What the task requires |
Repeat, exactly and completely, the entries shown underneath.

Saved entries |
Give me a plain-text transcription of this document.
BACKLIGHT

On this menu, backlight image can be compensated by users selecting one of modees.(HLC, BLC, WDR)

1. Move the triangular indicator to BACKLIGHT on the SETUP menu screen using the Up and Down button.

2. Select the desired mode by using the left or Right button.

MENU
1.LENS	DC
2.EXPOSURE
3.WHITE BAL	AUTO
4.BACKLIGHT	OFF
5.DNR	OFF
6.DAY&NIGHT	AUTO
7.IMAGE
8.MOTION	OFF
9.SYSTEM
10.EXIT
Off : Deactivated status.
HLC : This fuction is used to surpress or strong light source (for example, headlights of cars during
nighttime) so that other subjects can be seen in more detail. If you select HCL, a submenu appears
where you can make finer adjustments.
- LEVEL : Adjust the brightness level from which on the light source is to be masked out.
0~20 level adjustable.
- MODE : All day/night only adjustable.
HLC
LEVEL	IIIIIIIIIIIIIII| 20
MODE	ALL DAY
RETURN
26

Written response |
Give me a plain-text transcription of this document.
BACKLIGHT

On this menu, backlight image can be compensated by users selecting one of modees.(HLC, BLC, WDR)

1. Move the triangular indicator to BACKLIGHT on the SETUP menu screen using the Up and Down button.

2. Select the desired mode by using the left or Right button.

MENU
1.LENS	DC
2.EXPOSURE
3.WHITE BAL	AUTO
4.BACKLIGHT	OFF
5.DNR	OFF
6.DAY&NIGHT	AUTO
7.IMAGE
8.MOTION	OFF
9.SYSTEM
10.EXIT
Off : Deactivated status.
HLC : This fuction is used to surpress or strong light source (for example, headlights of cars during
nighttime) so that other subjects can be seen in more detail. If you select HCL, a submenu appears
where you can make finer adjustments.
- LEVEL : Adjust the brightness level from which on the light source is to be masked out.
0~20 level adjustable.
- MODE : All day/night only adjustable.
HLC
LEVEL	IIIIIIIIIIIIIII| 20
MODE	ALL DAY
RETURN
26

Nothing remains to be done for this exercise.